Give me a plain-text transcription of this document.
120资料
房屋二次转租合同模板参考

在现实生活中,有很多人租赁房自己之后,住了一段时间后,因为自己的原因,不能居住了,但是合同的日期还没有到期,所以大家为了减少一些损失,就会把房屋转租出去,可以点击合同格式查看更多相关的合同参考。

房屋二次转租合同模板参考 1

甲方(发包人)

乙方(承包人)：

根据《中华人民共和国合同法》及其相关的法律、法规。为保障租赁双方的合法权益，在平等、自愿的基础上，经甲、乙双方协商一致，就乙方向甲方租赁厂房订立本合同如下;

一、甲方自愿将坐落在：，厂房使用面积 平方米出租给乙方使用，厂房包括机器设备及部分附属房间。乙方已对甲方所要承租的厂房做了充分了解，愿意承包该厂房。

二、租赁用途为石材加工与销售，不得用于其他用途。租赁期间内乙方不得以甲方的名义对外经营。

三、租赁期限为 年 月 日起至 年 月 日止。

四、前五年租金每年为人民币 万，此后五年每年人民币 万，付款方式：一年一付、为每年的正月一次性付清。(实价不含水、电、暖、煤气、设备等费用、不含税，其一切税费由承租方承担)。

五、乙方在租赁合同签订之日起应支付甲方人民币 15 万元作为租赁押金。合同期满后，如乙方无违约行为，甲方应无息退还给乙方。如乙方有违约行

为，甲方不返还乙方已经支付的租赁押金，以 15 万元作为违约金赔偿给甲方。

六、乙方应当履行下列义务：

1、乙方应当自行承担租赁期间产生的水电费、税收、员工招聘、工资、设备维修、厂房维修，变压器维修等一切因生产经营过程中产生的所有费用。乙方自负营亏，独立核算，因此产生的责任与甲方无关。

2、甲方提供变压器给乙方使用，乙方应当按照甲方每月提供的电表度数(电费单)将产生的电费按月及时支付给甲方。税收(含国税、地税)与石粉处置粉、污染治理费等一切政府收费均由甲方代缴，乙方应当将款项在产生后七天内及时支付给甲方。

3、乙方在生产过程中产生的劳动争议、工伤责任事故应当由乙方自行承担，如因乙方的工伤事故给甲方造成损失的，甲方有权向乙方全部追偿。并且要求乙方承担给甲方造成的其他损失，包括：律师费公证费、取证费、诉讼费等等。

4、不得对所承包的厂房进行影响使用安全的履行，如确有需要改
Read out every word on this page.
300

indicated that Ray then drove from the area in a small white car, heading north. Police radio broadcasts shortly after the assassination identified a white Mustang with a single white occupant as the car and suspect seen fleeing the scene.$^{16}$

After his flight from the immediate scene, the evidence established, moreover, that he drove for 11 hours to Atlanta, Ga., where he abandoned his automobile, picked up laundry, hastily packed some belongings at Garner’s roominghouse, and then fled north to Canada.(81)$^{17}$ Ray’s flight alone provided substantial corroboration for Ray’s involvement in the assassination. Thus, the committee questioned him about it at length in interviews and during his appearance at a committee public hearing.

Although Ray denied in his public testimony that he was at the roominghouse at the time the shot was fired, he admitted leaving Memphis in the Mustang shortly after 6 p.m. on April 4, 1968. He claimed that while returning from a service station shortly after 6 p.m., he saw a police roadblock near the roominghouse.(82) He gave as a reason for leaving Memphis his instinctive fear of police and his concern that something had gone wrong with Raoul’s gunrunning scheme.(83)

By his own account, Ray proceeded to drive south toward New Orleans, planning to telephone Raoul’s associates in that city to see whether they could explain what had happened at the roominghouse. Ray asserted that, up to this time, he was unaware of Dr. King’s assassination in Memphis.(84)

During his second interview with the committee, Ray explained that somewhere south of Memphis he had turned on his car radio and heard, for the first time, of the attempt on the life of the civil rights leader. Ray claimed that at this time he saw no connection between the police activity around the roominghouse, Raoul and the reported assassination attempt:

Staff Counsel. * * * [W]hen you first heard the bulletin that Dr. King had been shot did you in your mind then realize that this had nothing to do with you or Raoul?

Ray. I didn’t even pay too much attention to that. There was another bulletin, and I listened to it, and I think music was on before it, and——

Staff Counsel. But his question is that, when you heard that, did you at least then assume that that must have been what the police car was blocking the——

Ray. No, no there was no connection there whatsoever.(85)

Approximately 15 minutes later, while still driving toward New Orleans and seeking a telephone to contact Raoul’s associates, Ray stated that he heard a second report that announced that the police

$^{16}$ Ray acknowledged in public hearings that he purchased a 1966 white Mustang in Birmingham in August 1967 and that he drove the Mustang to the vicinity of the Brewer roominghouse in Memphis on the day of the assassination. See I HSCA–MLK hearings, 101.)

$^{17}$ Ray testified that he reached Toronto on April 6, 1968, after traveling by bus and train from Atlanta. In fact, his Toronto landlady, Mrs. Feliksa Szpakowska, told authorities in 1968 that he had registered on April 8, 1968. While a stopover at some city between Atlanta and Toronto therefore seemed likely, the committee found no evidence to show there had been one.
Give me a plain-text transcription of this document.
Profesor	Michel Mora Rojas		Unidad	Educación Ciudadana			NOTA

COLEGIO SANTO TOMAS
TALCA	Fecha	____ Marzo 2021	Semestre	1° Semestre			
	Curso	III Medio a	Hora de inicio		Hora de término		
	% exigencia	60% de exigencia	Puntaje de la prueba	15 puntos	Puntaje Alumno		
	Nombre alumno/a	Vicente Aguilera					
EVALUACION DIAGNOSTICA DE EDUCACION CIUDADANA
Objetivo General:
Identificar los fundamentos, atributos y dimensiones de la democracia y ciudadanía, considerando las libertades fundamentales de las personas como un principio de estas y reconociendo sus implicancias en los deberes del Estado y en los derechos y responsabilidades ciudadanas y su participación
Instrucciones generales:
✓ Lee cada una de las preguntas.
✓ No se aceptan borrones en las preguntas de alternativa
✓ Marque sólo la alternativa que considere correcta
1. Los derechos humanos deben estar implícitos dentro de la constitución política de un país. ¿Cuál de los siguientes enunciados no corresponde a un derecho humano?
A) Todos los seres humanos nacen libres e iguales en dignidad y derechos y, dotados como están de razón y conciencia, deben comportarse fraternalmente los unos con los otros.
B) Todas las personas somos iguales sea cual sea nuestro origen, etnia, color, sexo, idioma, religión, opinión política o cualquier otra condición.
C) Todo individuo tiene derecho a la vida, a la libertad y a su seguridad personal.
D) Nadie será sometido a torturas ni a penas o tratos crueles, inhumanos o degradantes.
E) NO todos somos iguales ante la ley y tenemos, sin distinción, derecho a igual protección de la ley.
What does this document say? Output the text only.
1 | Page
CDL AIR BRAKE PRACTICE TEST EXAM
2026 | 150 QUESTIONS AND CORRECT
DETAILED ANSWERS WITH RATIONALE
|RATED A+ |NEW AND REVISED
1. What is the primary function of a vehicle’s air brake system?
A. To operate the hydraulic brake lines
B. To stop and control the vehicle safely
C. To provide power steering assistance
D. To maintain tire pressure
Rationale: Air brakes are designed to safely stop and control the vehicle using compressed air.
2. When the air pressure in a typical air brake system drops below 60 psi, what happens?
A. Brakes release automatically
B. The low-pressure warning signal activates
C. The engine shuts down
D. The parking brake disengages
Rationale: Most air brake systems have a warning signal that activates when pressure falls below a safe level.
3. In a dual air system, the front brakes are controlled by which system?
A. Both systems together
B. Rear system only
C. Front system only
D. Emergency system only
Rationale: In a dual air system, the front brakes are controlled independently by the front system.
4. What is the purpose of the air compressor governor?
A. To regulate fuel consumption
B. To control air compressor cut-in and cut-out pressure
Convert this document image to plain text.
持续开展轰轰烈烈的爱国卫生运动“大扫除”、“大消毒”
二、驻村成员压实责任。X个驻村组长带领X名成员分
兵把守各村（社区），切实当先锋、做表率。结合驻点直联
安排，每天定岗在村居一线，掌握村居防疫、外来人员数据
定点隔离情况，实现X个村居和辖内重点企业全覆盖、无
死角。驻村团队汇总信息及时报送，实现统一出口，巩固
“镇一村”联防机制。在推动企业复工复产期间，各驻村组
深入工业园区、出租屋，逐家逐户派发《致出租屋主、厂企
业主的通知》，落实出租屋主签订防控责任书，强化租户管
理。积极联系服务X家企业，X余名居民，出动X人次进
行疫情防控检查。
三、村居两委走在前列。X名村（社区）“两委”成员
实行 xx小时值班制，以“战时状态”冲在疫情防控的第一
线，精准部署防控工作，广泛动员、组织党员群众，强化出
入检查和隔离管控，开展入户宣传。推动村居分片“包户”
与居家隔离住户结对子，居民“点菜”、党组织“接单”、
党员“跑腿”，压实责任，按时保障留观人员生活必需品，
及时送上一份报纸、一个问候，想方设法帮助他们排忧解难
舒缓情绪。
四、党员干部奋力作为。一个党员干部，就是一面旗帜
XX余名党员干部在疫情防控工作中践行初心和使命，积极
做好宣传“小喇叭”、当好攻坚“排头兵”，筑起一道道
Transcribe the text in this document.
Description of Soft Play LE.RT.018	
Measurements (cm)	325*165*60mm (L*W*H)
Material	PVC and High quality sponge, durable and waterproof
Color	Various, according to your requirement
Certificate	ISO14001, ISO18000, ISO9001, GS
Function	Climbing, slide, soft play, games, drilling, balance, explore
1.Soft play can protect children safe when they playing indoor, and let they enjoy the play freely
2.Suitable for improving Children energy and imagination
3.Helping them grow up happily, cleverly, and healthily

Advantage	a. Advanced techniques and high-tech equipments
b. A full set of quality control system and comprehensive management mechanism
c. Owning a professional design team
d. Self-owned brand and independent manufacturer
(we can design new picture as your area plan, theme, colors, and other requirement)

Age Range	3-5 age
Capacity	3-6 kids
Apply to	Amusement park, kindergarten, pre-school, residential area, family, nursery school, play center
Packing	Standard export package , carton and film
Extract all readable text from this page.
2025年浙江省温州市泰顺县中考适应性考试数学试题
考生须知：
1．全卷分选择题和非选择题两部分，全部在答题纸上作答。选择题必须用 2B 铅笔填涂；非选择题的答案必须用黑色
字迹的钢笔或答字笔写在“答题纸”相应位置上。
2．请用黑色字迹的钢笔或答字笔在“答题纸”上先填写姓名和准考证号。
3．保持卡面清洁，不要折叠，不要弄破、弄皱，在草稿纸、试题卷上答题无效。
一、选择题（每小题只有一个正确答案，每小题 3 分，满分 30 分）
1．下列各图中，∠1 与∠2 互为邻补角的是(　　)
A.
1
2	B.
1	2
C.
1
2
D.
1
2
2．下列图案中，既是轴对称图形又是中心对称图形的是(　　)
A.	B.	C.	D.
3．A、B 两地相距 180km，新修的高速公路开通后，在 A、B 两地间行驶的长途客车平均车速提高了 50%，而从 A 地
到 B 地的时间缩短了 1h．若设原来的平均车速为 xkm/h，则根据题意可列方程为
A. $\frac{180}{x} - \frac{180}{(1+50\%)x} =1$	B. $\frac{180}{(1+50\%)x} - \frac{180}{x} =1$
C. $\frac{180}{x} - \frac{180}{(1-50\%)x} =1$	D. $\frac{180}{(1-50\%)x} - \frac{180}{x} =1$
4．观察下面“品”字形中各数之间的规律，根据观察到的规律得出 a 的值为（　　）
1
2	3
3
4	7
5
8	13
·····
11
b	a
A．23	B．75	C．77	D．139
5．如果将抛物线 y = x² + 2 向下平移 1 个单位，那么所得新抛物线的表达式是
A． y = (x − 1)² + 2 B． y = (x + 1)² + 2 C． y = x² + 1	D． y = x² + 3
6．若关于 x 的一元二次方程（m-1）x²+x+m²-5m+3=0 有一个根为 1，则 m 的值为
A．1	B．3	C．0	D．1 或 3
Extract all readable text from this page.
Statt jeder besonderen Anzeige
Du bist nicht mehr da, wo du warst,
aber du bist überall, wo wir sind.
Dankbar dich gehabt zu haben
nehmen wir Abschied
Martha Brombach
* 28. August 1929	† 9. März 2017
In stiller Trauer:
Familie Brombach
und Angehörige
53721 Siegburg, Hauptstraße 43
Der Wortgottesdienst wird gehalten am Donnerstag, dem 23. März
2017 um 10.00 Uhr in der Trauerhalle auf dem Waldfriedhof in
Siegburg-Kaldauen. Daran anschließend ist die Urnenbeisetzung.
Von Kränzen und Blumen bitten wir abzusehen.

════════

### GIVEN TASK
Read the entries and pick out all lines that include the word "Siegburg".

### FULL RESPONSE
53721 Siegburg, Hauptstraße 43
Siegburg-Kaldauen. Daran anschließend ist die Urnenbeisetzung.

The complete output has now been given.